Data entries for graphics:
-.-.-
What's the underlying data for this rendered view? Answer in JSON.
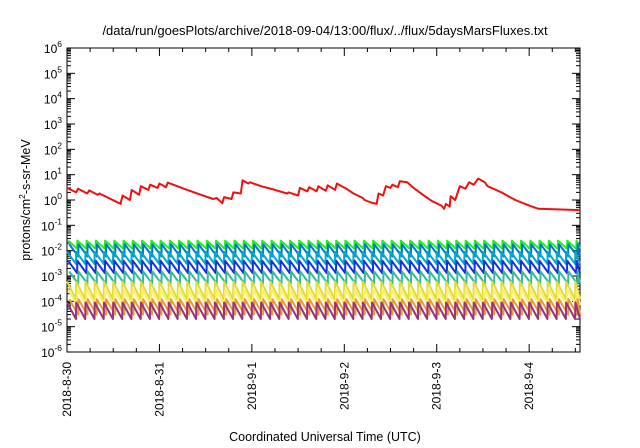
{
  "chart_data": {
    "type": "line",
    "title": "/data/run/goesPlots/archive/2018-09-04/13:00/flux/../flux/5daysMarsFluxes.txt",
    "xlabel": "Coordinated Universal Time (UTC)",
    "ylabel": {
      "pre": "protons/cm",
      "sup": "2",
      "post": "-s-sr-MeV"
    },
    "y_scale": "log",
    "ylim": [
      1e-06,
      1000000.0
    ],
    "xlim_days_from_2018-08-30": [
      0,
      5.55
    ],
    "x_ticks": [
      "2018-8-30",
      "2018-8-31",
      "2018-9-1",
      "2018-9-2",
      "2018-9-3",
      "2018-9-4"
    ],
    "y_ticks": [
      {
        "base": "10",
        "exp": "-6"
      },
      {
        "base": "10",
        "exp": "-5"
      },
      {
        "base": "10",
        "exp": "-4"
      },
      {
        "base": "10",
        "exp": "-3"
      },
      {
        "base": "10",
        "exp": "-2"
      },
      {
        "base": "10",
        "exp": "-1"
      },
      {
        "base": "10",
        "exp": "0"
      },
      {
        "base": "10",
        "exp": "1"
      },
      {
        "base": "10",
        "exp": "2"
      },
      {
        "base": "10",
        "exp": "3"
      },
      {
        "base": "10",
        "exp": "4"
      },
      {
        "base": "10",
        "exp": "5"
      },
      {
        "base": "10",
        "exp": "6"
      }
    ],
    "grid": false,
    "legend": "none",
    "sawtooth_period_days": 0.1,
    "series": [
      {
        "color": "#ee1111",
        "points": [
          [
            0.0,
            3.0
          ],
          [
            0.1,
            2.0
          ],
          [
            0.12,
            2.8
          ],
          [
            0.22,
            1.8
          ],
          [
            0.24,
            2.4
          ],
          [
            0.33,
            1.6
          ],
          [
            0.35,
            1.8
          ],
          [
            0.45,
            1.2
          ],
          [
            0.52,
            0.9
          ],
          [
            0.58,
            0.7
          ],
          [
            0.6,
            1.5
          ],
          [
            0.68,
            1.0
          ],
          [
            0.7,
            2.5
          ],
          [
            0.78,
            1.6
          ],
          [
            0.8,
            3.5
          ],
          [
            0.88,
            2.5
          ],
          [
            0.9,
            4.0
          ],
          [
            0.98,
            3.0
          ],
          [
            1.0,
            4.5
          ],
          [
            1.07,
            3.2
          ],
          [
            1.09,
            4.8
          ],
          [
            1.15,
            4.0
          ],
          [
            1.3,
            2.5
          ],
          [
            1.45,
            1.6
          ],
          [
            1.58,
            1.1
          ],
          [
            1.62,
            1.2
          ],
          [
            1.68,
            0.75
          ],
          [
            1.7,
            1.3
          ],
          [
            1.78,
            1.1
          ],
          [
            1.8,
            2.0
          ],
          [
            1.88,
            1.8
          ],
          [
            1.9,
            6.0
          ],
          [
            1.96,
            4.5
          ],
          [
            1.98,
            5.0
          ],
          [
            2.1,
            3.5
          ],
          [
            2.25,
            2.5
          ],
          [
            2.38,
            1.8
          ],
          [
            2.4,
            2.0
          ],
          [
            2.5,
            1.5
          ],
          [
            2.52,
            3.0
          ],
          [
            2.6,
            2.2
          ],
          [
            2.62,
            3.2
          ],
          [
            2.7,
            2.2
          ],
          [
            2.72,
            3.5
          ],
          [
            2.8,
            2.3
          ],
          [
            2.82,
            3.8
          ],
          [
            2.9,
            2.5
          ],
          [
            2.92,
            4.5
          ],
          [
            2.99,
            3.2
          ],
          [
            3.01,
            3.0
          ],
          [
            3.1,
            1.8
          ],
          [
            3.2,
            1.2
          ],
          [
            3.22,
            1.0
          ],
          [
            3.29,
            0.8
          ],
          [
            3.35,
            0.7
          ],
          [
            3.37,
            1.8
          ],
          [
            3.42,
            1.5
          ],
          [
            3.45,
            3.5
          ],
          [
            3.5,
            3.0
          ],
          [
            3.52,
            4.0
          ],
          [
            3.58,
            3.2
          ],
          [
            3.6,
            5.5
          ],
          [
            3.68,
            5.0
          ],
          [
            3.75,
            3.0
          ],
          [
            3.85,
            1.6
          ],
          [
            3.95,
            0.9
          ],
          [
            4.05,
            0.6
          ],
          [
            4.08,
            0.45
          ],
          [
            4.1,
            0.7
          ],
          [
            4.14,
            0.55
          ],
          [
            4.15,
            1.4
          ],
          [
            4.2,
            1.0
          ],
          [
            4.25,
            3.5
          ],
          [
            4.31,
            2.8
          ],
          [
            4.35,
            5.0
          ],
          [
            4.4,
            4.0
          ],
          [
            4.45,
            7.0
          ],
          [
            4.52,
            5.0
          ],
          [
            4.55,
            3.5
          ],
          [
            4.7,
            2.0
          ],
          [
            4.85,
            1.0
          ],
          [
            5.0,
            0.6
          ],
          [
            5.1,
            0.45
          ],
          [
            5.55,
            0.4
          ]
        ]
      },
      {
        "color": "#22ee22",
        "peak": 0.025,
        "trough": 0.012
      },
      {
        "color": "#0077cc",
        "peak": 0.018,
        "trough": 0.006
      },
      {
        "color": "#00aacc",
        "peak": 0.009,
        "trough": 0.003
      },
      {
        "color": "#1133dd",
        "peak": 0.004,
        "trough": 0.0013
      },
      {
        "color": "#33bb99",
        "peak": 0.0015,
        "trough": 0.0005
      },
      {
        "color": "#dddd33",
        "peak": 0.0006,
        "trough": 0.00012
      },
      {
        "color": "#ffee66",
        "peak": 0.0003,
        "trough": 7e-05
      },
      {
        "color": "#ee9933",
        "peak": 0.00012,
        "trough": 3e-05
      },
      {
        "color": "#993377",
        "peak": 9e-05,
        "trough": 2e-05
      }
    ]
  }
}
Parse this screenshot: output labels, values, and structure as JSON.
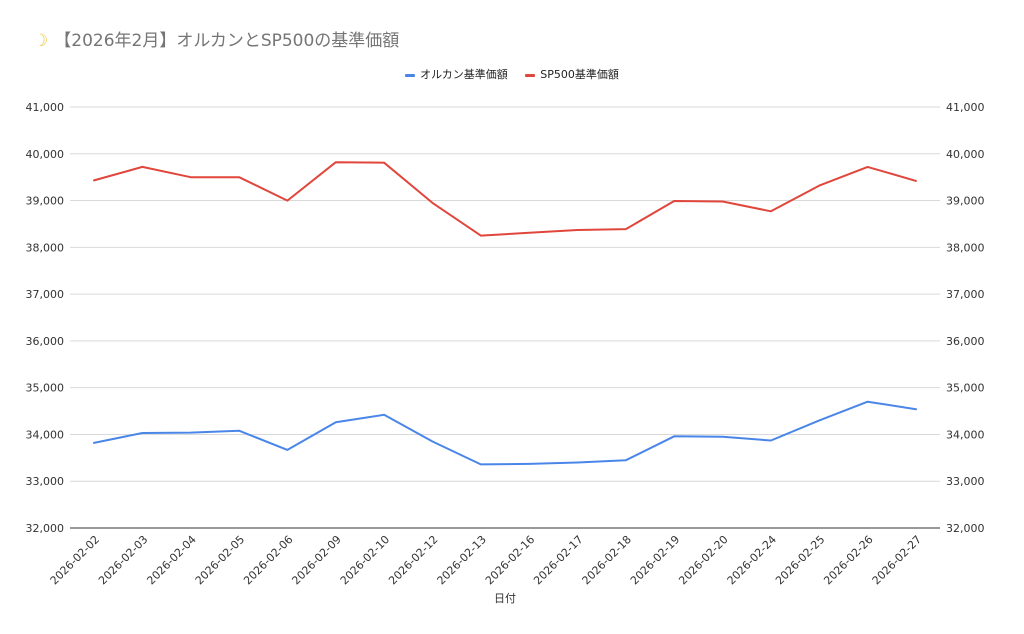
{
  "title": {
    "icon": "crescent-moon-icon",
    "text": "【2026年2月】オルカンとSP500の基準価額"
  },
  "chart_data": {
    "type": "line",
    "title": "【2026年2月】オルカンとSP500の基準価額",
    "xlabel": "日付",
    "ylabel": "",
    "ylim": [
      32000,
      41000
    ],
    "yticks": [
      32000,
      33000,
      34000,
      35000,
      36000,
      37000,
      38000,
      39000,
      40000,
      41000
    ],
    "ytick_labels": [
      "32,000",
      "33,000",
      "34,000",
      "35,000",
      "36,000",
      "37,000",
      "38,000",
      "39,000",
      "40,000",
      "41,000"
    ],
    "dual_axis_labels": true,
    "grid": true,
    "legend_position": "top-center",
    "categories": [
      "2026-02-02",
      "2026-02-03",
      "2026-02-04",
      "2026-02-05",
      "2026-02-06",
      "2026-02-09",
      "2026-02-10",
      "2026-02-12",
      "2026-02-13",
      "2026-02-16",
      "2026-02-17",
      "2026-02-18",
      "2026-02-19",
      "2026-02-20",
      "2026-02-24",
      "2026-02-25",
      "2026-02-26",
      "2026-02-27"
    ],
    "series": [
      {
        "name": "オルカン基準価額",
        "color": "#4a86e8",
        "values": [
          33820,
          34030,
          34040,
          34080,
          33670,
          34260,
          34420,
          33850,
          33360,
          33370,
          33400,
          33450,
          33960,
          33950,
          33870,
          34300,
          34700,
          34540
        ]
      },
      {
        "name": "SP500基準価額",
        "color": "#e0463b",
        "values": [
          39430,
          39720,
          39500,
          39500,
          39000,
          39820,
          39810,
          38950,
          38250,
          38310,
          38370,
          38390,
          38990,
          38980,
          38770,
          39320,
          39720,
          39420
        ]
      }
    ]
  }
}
-.-.-
▸ Given task: Copy every entry exactly as written. Pictures are excluded.

▸ Answer to this exercise:
What's the underlying data for this rendered view? Answer in JSON.
{
  "chart_data": {
    "type": "line",
    "title": "/data/run/goesPlots/archive/2018-09-04/13:00/flux/../flux/5daysMarsFluxes.txt",
    "xlabel": "Coordinated Universal Time (UTC)",
    "ylabel": {
      "pre": "protons/cm",
      "sup": "2",
      "post": "-s-sr-MeV"
    },
    "y_scale": "log",
    "ylim": [
      1e-06,
      1000000.0
    ],
    "xlim_days_from_2018-08-30": [
      0,
      5.55
    ],
    "x_ticks": [
      "2018-8-30",
      "2018-8-31",
      "2018-9-1",
      "2018-9-2",
      "2018-9-3",
      "2018-9-4"
    ],
    "y_ticks": [
      {
        "base": "10",
        "exp": "-6"
      },
      {
        "base": "10",
        "exp": "-5"
      },
      {
        "base": "10",
        "exp": "-4"
      },
      {
        "base": "10",
        "exp": "-3"
      },
      {
        "base": "10",
        "exp": "-2"
      },
      {
        "base": "10",
        "exp": "-1"
      },
      {
        "base": "10",
        "exp": "0"
      },
      {
        "base": "10",
        "exp": "1"
      },
      {
        "base": "10",
        "exp": "2"
      },
      {
        "base": "10",
        "exp": "3"
      },
      {
        "base": "10",
        "exp": "4"
      },
      {
        "base": "10",
        "exp": "5"
      },
      {
        "base": "10",
        "exp": "6"
      }
    ],
    "grid": false,
    "legend": "none",
    "sawtooth_period_days": 0.1,
    "series": [
      {
        "color": "#ee1111",
        "points": [
          [
            0.0,
            3.0
          ],
          [
            0.1,
            2.0
          ],
          [
            0.12,
            2.8
          ],
          [
            0.22,
            1.8
          ],
          [
            0.24,
            2.4
          ],
          [
            0.33,
            1.6
          ],
          [
            0.35,
            1.8
          ],
          [
            0.45,
            1.2
          ],
          [
            0.52,
            0.9
          ],
          [
            0.58,
            0.7
          ],
          [
            0.6,
            1.5
          ],
          [
            0.68,
            1.0
          ],
          [
            0.7,
            2.5
          ],
          [
            0.78,
            1.6
          ],
          [
            0.8,
            3.5
          ],
          [
            0.88,
            2.5
          ],
          [
            0.9,
            4.0
          ],
          [
            0.98,
            3.0
          ],
          [
            1.0,
            4.5
          ],
          [
            1.07,
            3.2
          ],
          [
            1.09,
            4.8
          ],
          [
            1.15,
            4.0
          ],
          [
            1.3,
            2.5
          ],
          [
            1.45,
            1.6
          ],
          [
            1.58,
            1.1
          ],
          [
            1.62,
            1.2
          ],
          [
            1.68,
            0.75
          ],
          [
            1.7,
            1.3
          ],
          [
            1.78,
            1.1
          ],
          [
            1.8,
            2.0
          ],
          [
            1.88,
            1.8
          ],
          [
            1.9,
            6.0
          ],
          [
            1.96,
            4.5
          ],
          [
            1.98,
            5.0
          ],
          [
            2.1,
            3.5
          ],
          [
            2.25,
            2.5
          ],
          [
            2.38,
            1.8
          ],
          [
            2.4,
            2.0
          ],
          [
            2.5,
            1.5
          ],
          [
            2.52,
            3.0
          ],
          [
            2.6,
            2.2
          ],
          [
            2.62,
            3.2
          ],
          [
            2.7,
            2.2
          ],
          [
            2.72,
            3.5
          ],
          [
            2.8,
            2.3
          ],
          [
            2.82,
            3.8
          ],
          [
            2.9,
            2.5
          ],
          [
            2.92,
            4.5
          ],
          [
            2.99,
            3.2
          ],
          [
            3.01,
            3.0
          ],
          [
            3.1,
            1.8
          ],
          [
            3.2,
            1.2
          ],
          [
            3.22,
            1.0
          ],
          [
            3.29,
            0.8
          ],
          [
            3.35,
            0.7
          ],
          [
            3.37,
            1.8
          ],
          [
            3.42,
            1.5
          ],
          [
            3.45,
            3.5
          ],
          [
            3.5,
            3.0
          ],
          [
            3.52,
            4.0
          ],
          [
            3.58,
            3.2
          ],
          [
            3.6,
            5.5
          ],
          [
            3.68,
            5.0
          ],
          [
            3.75,
            3.0
          ],
          [
            3.85,
            1.6
          ],
          [
            3.95,
            0.9
          ],
          [
            4.05,
            0.6
          ],
          [
            4.08,
            0.45
          ],
          [
            4.1,
            0.7
          ],
          [
            4.14,
            0.55
          ],
          [
            4.15,
            1.4
          ],
          [
            4.2,
            1.0
          ],
          [
            4.25,
            3.5
          ],
          [
            4.31,
            2.8
          ],
          [
            4.35,
            5.0
          ],
          [
            4.4,
            4.0
          ],
          [
            4.45,
            7.0
          ],
          [
            4.52,
            5.0
          ],
          [
            4.55,
            3.5
          ],
          [
            4.7,
            2.0
          ],
          [
            4.85,
            1.0
          ],
          [
            5.0,
            0.6
          ],
          [
            5.1,
            0.45
          ],
          [
            5.55,
            0.4
          ]
        ]
      },
      {
        "color": "#22ee22",
        "peak": 0.025,
        "trough": 0.012
      },
      {
        "color": "#0077cc",
        "peak": 0.018,
        "trough": 0.006
      },
      {
        "color": "#00aacc",
        "peak": 0.009,
        "trough": 0.003
      },
      {
        "color": "#1133dd",
        "peak": 0.004,
        "trough": 0.0013
      },
      {
        "color": "#33bb99",
        "peak": 0.0015,
        "trough": 0.0005
      },
      {
        "color": "#dddd33",
        "peak": 0.0006,
        "trough": 0.00012
      },
      {
        "color": "#ffee66",
        "peak": 0.0003,
        "trough": 7e-05
      },
      {
        "color": "#ee9933",
        "peak": 0.00012,
        "trough": 3e-05
      },
      {
        "color": "#993377",
        "peak": 9e-05,
        "trough": 2e-05
      }
    ]
  }
}
Parse this screenshot: output labels, values, and structure as JSON.
{
  "title": {
    "icon": "crescent-moon-icon",
    "text": "【2026年2月】オルカンとSP500の基準価額"
  },
  "chart_data": {
    "type": "line",
    "title": "【2026年2月】オルカンとSP500の基準価額",
    "xlabel": "日付",
    "ylabel": "",
    "ylim": [
      32000,
      41000
    ],
    "yticks": [
      32000,
      33000,
      34000,
      35000,
      36000,
      37000,
      38000,
      39000,
      40000,
      41000
    ],
    "ytick_labels": [
      "32,000",
      "33,000",
      "34,000",
      "35,000",
      "36,000",
      "37,000",
      "38,000",
      "39,000",
      "40,000",
      "41,000"
    ],
    "dual_axis_labels": true,
    "grid": true,
    "legend_position": "top-center",
    "categories": [
      "2026-02-02",
      "2026-02-03",
      "2026-02-04",
      "2026-02-05",
      "2026-02-06",
      "2026-02-09",
      "2026-02-10",
      "2026-02-12",
      "2026-02-13",
      "2026-02-16",
      "2026-02-17",
      "2026-02-18",
      "2026-02-19",
      "2026-02-20",
      "2026-02-24",
      "2026-02-25",
      "2026-02-26",
      "2026-02-27"
    ],
    "series": [
      {
        "name": "オルカン基準価額",
        "color": "#4a86e8",
        "values": [
          33820,
          34030,
          34040,
          34080,
          33670,
          34260,
          34420,
          33850,
          33360,
          33370,
          33400,
          33450,
          33960,
          33950,
          33870,
          34300,
          34700,
          34540
        ]
      },
      {
        "name": "SP500基準価額",
        "color": "#e0463b",
        "values": [
          39430,
          39720,
          39500,
          39500,
          39000,
          39820,
          39810,
          38950,
          38250,
          38310,
          38370,
          38390,
          38990,
          38980,
          38770,
          39320,
          39720,
          39420
        ]
      }
    ]
  }
}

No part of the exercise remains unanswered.